→ **EXERCISE MATERIALS**
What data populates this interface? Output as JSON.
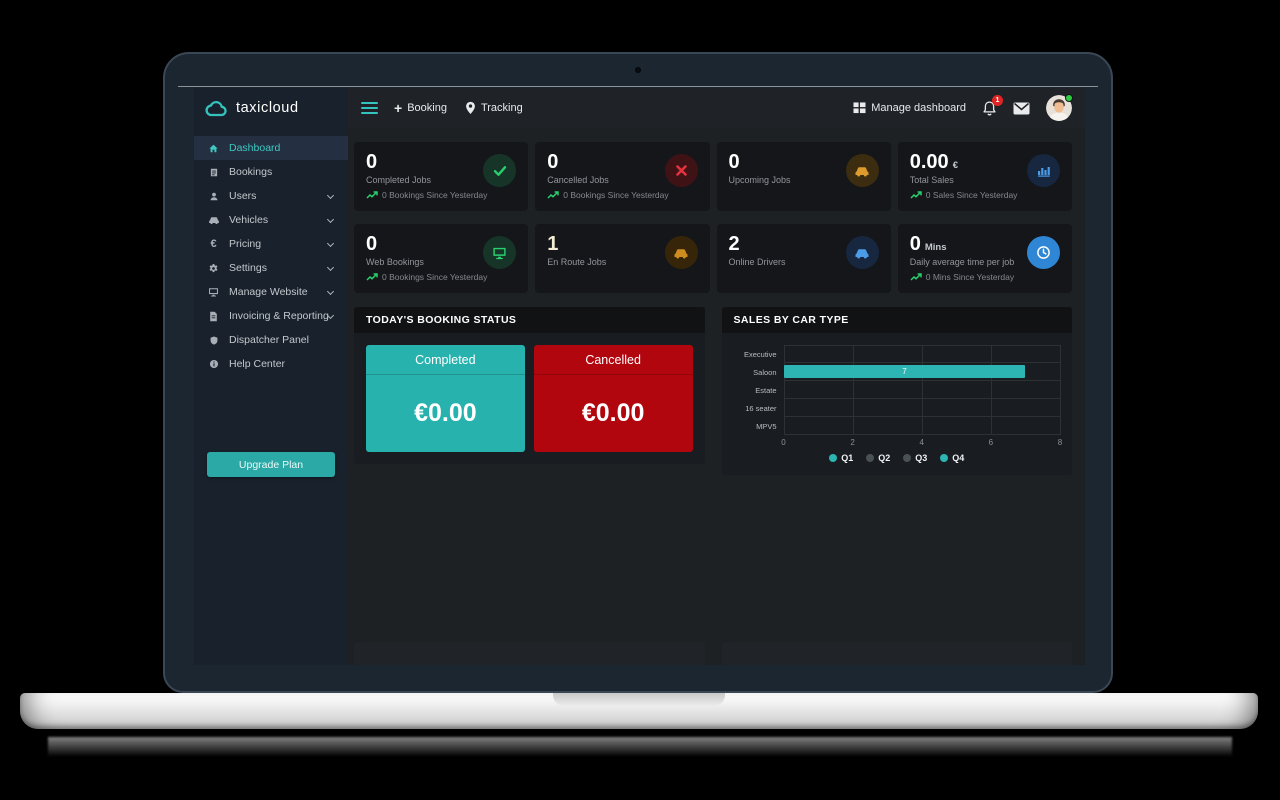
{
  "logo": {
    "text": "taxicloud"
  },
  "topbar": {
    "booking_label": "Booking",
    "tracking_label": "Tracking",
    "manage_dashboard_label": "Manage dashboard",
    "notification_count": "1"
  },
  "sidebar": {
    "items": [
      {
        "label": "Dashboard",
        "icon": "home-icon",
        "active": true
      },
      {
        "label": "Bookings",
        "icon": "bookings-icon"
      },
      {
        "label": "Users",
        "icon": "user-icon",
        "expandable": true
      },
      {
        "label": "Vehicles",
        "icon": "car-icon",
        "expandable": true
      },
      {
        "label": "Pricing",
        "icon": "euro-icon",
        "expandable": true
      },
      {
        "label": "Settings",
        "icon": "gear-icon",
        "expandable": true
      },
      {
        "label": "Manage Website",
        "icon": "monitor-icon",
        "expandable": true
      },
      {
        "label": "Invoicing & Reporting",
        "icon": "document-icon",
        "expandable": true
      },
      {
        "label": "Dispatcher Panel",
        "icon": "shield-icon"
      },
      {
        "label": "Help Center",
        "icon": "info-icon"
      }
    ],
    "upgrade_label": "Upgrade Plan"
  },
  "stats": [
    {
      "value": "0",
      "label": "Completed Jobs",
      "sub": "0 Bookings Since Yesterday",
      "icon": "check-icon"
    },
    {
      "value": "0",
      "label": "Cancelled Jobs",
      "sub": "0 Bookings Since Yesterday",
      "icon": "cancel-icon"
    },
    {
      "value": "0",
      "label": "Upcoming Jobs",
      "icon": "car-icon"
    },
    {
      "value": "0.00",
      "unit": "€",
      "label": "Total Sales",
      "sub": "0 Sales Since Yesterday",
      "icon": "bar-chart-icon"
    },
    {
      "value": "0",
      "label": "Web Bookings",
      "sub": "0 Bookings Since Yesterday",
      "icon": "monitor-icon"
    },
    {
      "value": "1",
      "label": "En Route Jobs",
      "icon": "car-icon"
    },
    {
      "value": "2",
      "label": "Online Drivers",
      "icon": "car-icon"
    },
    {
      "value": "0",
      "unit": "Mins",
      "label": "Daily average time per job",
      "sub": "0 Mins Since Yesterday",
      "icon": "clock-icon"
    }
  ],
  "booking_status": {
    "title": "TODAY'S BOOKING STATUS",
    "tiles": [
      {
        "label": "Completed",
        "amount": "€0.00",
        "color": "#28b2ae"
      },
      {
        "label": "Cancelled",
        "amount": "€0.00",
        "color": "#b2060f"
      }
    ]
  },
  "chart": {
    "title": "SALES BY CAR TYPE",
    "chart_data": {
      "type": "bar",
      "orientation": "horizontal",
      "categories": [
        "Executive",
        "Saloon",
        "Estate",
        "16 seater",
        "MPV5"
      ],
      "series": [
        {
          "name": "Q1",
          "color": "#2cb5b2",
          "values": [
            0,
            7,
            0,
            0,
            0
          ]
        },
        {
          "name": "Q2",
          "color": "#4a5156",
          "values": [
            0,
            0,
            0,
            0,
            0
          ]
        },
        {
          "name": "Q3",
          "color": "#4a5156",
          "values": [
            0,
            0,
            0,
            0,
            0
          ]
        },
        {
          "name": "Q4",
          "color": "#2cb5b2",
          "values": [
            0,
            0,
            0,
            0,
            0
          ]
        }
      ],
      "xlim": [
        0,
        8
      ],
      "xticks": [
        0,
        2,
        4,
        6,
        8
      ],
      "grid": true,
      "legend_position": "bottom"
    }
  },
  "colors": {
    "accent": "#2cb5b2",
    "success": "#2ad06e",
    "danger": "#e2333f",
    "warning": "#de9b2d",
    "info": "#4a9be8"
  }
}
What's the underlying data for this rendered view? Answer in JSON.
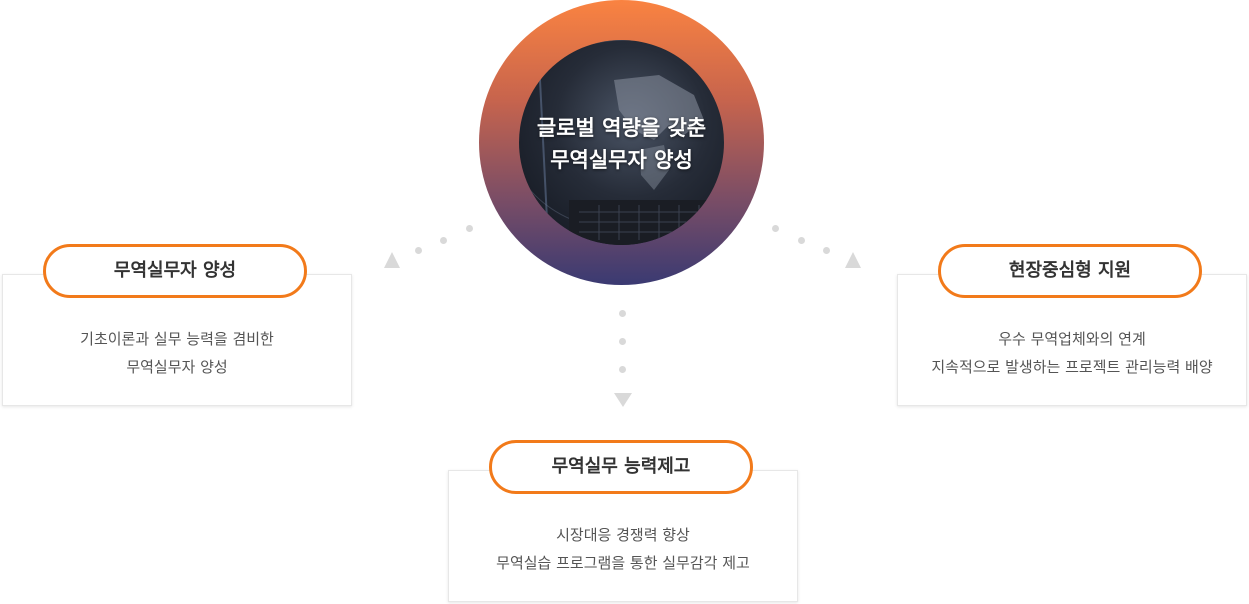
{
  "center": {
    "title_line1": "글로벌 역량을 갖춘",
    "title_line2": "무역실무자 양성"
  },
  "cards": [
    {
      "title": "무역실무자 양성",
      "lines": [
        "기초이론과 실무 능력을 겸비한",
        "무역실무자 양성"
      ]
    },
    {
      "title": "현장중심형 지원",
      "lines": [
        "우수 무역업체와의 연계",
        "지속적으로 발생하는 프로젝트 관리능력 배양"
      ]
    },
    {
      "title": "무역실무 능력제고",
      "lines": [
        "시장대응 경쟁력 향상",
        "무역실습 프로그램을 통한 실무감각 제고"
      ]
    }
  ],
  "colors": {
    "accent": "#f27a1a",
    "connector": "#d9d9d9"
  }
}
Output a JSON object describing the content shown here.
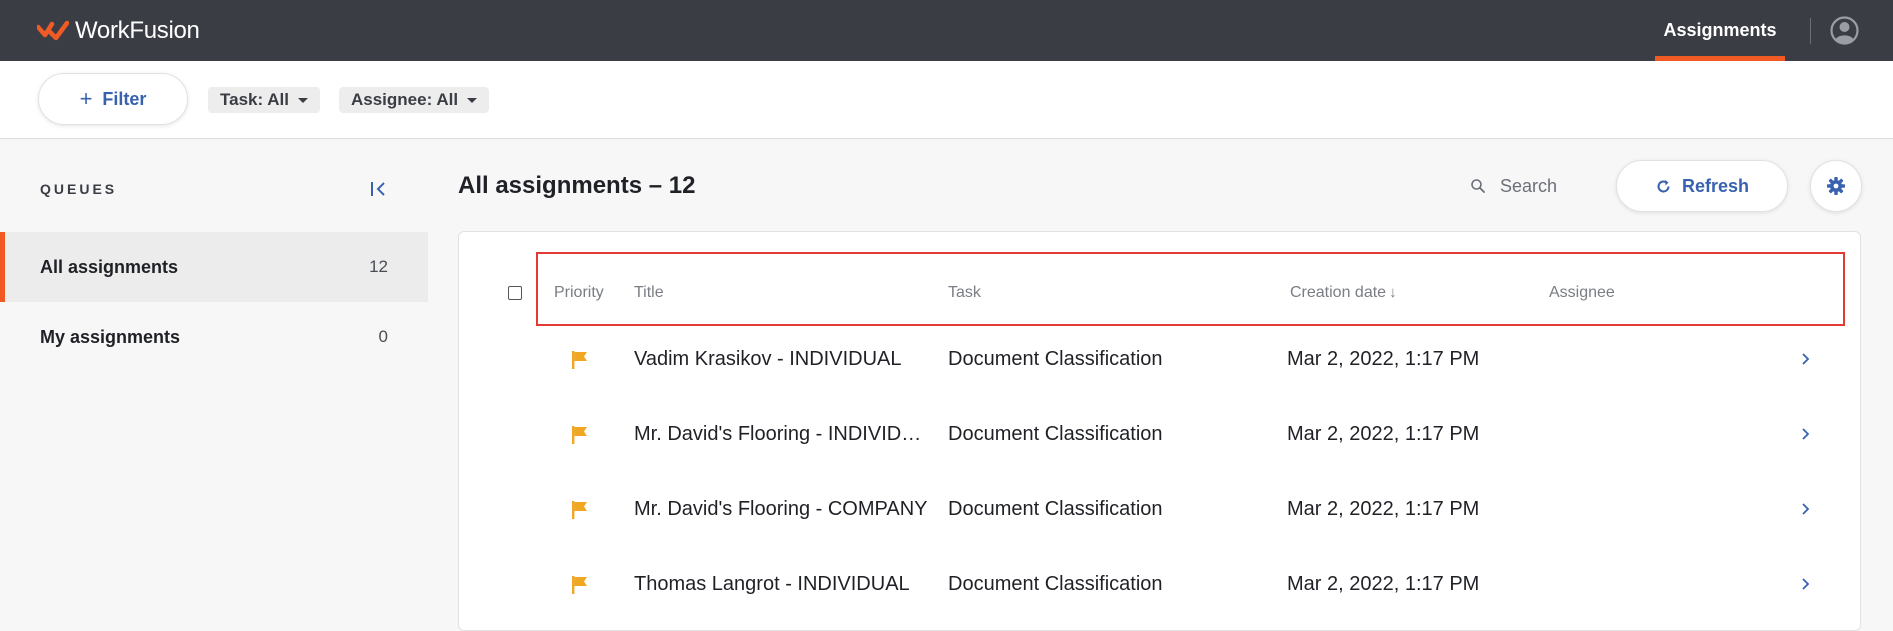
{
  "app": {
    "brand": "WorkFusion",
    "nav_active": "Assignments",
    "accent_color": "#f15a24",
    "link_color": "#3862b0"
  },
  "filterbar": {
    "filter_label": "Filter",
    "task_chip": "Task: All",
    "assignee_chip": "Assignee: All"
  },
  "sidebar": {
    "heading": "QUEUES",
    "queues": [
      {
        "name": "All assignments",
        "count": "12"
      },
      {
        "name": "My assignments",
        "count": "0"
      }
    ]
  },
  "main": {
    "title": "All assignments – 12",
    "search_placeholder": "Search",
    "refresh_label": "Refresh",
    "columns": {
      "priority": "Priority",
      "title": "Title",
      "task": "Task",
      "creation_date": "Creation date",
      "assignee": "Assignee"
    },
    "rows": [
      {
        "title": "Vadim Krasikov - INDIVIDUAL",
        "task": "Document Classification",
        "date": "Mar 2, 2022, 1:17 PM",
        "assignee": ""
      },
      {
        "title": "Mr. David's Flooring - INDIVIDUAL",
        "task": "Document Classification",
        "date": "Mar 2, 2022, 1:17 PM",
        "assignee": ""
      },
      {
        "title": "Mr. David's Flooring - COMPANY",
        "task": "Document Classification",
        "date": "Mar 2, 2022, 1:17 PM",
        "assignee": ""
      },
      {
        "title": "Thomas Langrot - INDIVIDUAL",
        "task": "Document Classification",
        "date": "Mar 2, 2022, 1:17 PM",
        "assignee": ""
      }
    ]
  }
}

→ **WORK REQUIRED**
Repeat the material above in full and exactly, omitting the pictures.

→ **THE REPLY**
What data populates this interface? Output as JSON.
{
  "logo": {
    "text": "taxicloud"
  },
  "topbar": {
    "booking_label": "Booking",
    "tracking_label": "Tracking",
    "manage_dashboard_label": "Manage dashboard",
    "notification_count": "1"
  },
  "sidebar": {
    "items": [
      {
        "label": "Dashboard",
        "icon": "home-icon",
        "active": true
      },
      {
        "label": "Bookings",
        "icon": "bookings-icon"
      },
      {
        "label": "Users",
        "icon": "user-icon",
        "expandable": true
      },
      {
        "label": "Vehicles",
        "icon": "car-icon",
        "expandable": true
      },
      {
        "label": "Pricing",
        "icon": "euro-icon",
        "expandable": true
      },
      {
        "label": "Settings",
        "icon": "gear-icon",
        "expandable": true
      },
      {
        "label": "Manage Website",
        "icon": "monitor-icon",
        "expandable": true
      },
      {
        "label": "Invoicing & Reporting",
        "icon": "document-icon",
        "expandable": true
      },
      {
        "label": "Dispatcher Panel",
        "icon": "shield-icon"
      },
      {
        "label": "Help Center",
        "icon": "info-icon"
      }
    ],
    "upgrade_label": "Upgrade Plan"
  },
  "stats": [
    {
      "value": "0",
      "label": "Completed Jobs",
      "sub": "0 Bookings Since Yesterday",
      "icon": "check-icon"
    },
    {
      "value": "0",
      "label": "Cancelled Jobs",
      "sub": "0 Bookings Since Yesterday",
      "icon": "cancel-icon"
    },
    {
      "value": "0",
      "label": "Upcoming Jobs",
      "icon": "car-icon"
    },
    {
      "value": "0.00",
      "unit": "€",
      "label": "Total Sales",
      "sub": "0 Sales Since Yesterday",
      "icon": "bar-chart-icon"
    },
    {
      "value": "0",
      "label": "Web Bookings",
      "sub": "0 Bookings Since Yesterday",
      "icon": "monitor-icon"
    },
    {
      "value": "1",
      "label": "En Route Jobs",
      "icon": "car-icon"
    },
    {
      "value": "2",
      "label": "Online Drivers",
      "icon": "car-icon"
    },
    {
      "value": "0",
      "unit": "Mins",
      "label": "Daily average time per job",
      "sub": "0 Mins Since Yesterday",
      "icon": "clock-icon"
    }
  ],
  "booking_status": {
    "title": "TODAY'S BOOKING STATUS",
    "tiles": [
      {
        "label": "Completed",
        "amount": "€0.00",
        "color": "#28b2ae"
      },
      {
        "label": "Cancelled",
        "amount": "€0.00",
        "color": "#b2060f"
      }
    ]
  },
  "chart": {
    "title": "SALES BY CAR TYPE",
    "chart_data": {
      "type": "bar",
      "orientation": "horizontal",
      "categories": [
        "Executive",
        "Saloon",
        "Estate",
        "16 seater",
        "MPV5"
      ],
      "series": [
        {
          "name": "Q1",
          "color": "#2cb5b2",
          "values": [
            0,
            7,
            0,
            0,
            0
          ]
        },
        {
          "name": "Q2",
          "color": "#4a5156",
          "values": [
            0,
            0,
            0,
            0,
            0
          ]
        },
        {
          "name": "Q3",
          "color": "#4a5156",
          "values": [
            0,
            0,
            0,
            0,
            0
          ]
        },
        {
          "name": "Q4",
          "color": "#2cb5b2",
          "values": [
            0,
            0,
            0,
            0,
            0
          ]
        }
      ],
      "xlim": [
        0,
        8
      ],
      "xticks": [
        0,
        2,
        4,
        6,
        8
      ],
      "grid": true,
      "legend_position": "bottom"
    }
  },
  "colors": {
    "accent": "#2cb5b2",
    "success": "#2ad06e",
    "danger": "#e2333f",
    "warning": "#de9b2d",
    "info": "#4a9be8"
  }
}
What's the underlying data for this rendered view? Answer in JSON.
{
  "center": {
    "title_line1": "글로벌 역량을 갖춘",
    "title_line2": "무역실무자 양성"
  },
  "cards": [
    {
      "title": "무역실무자 양성",
      "lines": [
        "기초이론과 실무 능력을 겸비한",
        "무역실무자 양성"
      ]
    },
    {
      "title": "현장중심형 지원",
      "lines": [
        "우수 무역업체와의 연계",
        "지속적으로 발생하는 프로젝트 관리능력 배양"
      ]
    },
    {
      "title": "무역실무 능력제고",
      "lines": [
        "시장대응 경쟁력 향상",
        "무역실습 프로그램을 통한 실무감각 제고"
      ]
    }
  ],
  "colors": {
    "accent": "#f27a1a",
    "connector": "#d9d9d9"
  }
}
Output a JSON object describing the content shown here.
{
  "app": {
    "brand": "WorkFusion",
    "nav_active": "Assignments",
    "accent_color": "#f15a24",
    "link_color": "#3862b0"
  },
  "filterbar": {
    "filter_label": "Filter",
    "task_chip": "Task: All",
    "assignee_chip": "Assignee: All"
  },
  "sidebar": {
    "heading": "QUEUES",
    "queues": [
      {
        "name": "All assignments",
        "count": "12"
      },
      {
        "name": "My assignments",
        "count": "0"
      }
    ]
  },
  "main": {
    "title": "All assignments – 12",
    "search_placeholder": "Search",
    "refresh_label": "Refresh",
    "columns": {
      "priority": "Priority",
      "title": "Title",
      "task": "Task",
      "creation_date": "Creation date",
      "assignee": "Assignee"
    },
    "rows": [
      {
        "title": "Vadim Krasikov - INDIVIDUAL",
        "task": "Document Classification",
        "date": "Mar 2, 2022, 1:17 PM",
        "assignee": ""
      },
      {
        "title": "Mr. David's Flooring - INDIVIDUAL",
        "task": "Document Classification",
        "date": "Mar 2, 2022, 1:17 PM",
        "assignee": ""
      },
      {
        "title": "Mr. David's Flooring - COMPANY",
        "task": "Document Classification",
        "date": "Mar 2, 2022, 1:17 PM",
        "assignee": ""
      },
      {
        "title": "Thomas Langrot - INDIVIDUAL",
        "task": "Document Classification",
        "date": "Mar 2, 2022, 1:17 PM",
        "assignee": ""
      }
    ]
  }
}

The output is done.